(Element location data)

■ ■ ■ ■

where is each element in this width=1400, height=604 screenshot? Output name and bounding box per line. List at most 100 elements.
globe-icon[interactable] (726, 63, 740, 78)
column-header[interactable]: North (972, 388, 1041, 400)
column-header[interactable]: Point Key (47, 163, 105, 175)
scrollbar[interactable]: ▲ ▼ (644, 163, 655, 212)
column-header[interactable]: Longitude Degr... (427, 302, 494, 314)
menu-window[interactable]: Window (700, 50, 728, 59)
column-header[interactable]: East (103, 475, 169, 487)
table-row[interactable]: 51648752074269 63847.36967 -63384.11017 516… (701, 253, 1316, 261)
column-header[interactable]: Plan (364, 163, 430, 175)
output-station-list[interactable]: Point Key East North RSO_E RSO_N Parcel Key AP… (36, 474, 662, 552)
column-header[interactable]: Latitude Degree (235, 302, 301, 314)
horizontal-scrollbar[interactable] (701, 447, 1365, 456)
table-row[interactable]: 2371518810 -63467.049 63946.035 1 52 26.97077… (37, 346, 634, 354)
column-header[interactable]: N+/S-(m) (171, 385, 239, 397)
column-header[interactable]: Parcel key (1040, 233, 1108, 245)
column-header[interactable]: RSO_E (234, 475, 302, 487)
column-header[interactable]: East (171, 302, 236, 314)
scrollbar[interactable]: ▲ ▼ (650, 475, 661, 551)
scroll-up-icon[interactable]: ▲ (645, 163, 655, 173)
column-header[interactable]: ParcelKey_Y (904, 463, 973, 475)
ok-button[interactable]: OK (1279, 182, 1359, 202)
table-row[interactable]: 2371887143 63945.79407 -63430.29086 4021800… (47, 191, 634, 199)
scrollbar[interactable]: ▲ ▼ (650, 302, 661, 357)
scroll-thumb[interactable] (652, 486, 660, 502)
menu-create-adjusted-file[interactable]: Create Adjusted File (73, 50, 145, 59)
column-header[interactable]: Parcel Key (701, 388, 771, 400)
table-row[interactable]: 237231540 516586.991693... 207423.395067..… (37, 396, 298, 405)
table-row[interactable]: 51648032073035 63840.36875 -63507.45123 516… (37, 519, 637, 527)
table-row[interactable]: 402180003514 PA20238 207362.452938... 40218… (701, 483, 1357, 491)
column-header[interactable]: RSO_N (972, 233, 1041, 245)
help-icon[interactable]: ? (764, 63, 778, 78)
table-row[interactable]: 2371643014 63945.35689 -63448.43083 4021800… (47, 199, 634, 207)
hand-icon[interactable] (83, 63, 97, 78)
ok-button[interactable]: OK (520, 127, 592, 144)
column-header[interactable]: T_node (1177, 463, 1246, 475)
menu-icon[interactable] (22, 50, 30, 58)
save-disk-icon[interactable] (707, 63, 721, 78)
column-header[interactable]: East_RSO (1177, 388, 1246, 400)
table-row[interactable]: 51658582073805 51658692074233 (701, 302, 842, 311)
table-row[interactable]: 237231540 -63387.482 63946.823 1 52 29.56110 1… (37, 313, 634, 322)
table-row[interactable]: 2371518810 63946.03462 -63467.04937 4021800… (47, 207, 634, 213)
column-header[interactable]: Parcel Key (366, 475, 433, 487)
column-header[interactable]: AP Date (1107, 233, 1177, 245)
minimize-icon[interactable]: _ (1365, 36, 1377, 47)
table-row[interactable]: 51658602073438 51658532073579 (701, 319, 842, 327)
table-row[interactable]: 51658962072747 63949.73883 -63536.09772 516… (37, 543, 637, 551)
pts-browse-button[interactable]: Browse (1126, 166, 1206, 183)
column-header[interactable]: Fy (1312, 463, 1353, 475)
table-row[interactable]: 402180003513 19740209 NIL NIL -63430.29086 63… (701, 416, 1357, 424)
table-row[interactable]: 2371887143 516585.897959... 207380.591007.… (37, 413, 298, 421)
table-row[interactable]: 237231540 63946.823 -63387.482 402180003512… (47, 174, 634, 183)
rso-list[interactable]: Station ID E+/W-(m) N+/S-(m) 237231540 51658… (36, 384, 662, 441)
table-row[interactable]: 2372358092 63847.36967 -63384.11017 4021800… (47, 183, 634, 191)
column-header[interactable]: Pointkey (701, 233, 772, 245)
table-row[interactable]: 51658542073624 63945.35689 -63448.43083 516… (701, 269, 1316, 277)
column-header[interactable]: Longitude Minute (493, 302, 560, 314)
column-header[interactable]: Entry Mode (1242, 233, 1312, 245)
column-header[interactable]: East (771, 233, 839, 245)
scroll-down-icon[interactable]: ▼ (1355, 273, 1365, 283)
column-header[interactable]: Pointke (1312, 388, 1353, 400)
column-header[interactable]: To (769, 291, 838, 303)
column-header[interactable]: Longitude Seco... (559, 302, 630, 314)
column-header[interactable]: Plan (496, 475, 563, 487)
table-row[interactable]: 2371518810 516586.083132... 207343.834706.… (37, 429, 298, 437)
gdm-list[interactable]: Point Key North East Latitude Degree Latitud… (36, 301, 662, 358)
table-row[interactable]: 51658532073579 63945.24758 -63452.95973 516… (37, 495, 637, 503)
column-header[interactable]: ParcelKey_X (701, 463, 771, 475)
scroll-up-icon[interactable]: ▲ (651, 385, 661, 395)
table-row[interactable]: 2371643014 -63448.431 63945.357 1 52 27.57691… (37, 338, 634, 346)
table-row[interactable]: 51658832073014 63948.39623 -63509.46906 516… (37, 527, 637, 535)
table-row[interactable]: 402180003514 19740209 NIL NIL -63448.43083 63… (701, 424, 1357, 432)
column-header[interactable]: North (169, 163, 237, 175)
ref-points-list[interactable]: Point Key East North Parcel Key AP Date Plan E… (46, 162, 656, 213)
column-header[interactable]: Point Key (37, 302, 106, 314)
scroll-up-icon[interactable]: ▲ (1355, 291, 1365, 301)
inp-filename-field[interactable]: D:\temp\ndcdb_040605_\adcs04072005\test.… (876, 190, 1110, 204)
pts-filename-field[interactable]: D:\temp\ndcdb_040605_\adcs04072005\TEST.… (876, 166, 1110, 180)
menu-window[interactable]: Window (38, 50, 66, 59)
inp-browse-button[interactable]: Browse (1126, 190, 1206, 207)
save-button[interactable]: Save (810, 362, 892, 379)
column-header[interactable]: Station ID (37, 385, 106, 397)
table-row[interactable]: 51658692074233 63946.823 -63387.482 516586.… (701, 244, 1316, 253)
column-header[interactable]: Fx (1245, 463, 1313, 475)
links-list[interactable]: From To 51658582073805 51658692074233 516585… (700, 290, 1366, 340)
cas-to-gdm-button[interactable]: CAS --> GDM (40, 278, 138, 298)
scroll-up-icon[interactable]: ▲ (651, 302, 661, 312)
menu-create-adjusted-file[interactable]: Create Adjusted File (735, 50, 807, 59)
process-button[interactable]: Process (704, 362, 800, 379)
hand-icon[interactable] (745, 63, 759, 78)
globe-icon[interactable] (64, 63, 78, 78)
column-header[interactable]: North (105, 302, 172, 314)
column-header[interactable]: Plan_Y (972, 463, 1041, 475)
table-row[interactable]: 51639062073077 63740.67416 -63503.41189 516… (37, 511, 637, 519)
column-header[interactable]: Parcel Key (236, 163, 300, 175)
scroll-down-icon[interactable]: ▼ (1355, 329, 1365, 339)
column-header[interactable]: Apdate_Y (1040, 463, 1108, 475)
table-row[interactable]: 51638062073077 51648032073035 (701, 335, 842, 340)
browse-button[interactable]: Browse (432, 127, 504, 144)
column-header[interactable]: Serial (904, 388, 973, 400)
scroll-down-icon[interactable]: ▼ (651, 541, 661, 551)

■ ■ ■ ■

**WHAT YOU HAVE TO DO**: Can you rewrite the entries from the very start through the line containing "column-header[interactable]: East (103, 475, 169, 487)", swapping "column-header" for "table-header" and leaving everything else unchanged? Return only those lines.

**FULL SOLUTION**:
where is each element in this width=1400, height=604 screenshot? Output name and bounding box per line. List at most 100 elements.
globe-icon[interactable] (726, 63, 740, 78)
table-header[interactable]: North (972, 388, 1041, 400)
table-header[interactable]: Point Key (47, 163, 105, 175)
scrollbar[interactable]: ▲ ▼ (644, 163, 655, 212)
table-header[interactable]: Longitude Degr... (427, 302, 494, 314)
menu-window[interactable]: Window (700, 50, 728, 59)
table-header[interactable]: East (103, 475, 169, 487)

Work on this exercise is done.